§ THE EXERCISE
Here are records with pictures in them. Copy all of them exactly and leave the pictures out.

§ DATA TO USE
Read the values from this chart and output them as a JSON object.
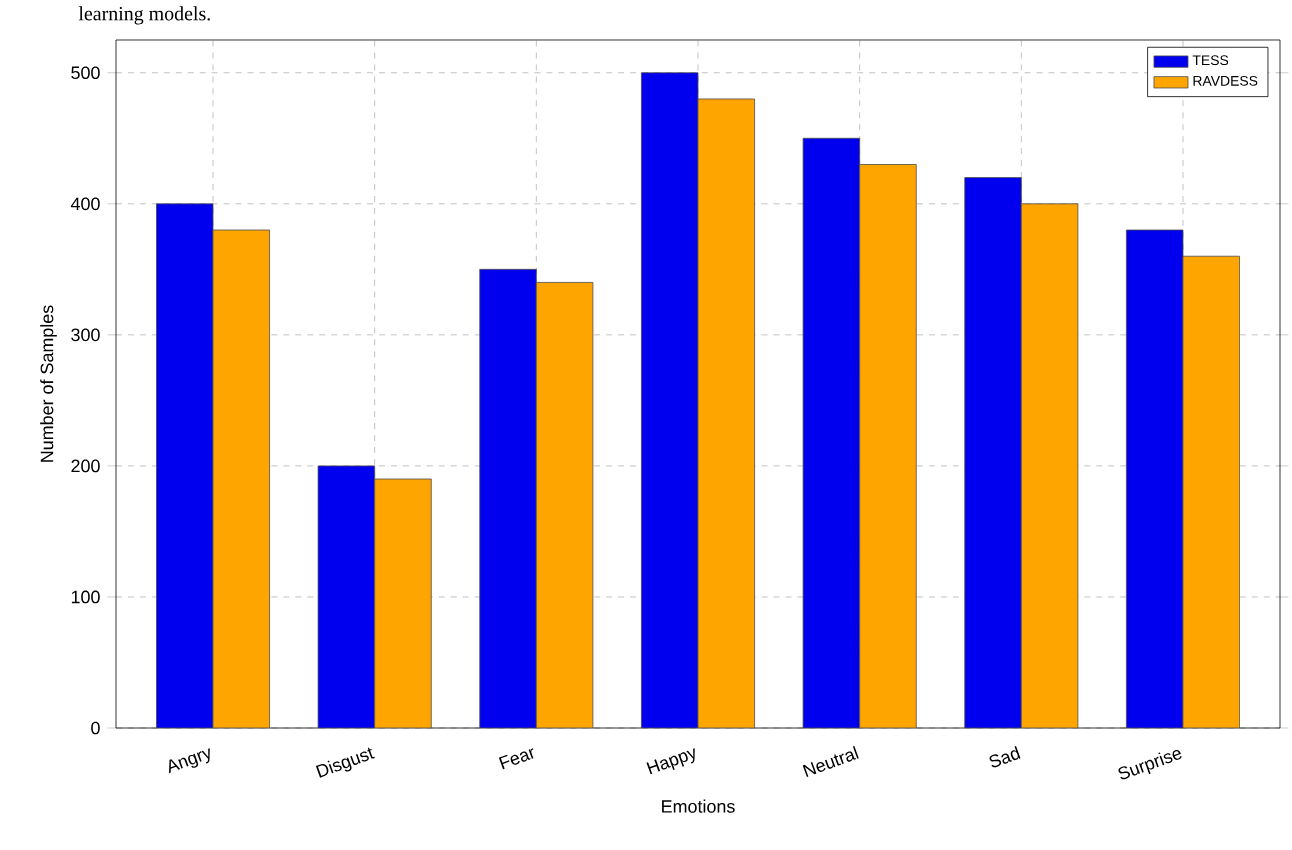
{
  "chart_data": {
    "type": "bar",
    "xlabel": "Emotions",
    "ylabel": "Number of Samples",
    "categories": [
      "Angry",
      "Disgust",
      "Fear",
      "Happy",
      "Neutral",
      "Sad",
      "Surprise"
    ],
    "series": [
      {
        "name": "TESS",
        "color": "#0000ee",
        "values": [
          400,
          200,
          350,
          500,
          450,
          420,
          380
        ]
      },
      {
        "name": "RAVDESS",
        "color": "#ffa500",
        "values": [
          380,
          190,
          340,
          480,
          430,
          400,
          360
        ]
      }
    ],
    "ylim": [
      0,
      525
    ],
    "yticks": [
      0,
      100,
      200,
      300,
      400,
      500
    ],
    "grid": true,
    "legend": "top right",
    "annotations": [
      "learning models."
    ]
  }
}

§ SOLUTION
Read the values from this chart and output them as a JSON object.
{
  "chart_data": {
    "type": "bar",
    "xlabel": "Emotions",
    "ylabel": "Number of Samples",
    "categories": [
      "Angry",
      "Disgust",
      "Fear",
      "Happy",
      "Neutral",
      "Sad",
      "Surprise"
    ],
    "series": [
      {
        "name": "TESS",
        "color": "#0000ee",
        "values": [
          400,
          200,
          350,
          500,
          450,
          420,
          380
        ]
      },
      {
        "name": "RAVDESS",
        "color": "#ffa500",
        "values": [
          380,
          190,
          340,
          480,
          430,
          400,
          360
        ]
      }
    ],
    "ylim": [
      0,
      525
    ],
    "yticks": [
      0,
      100,
      200,
      300,
      400,
      500
    ],
    "grid": true,
    "legend": "top right",
    "annotations": [
      "learning models."
    ]
  }
}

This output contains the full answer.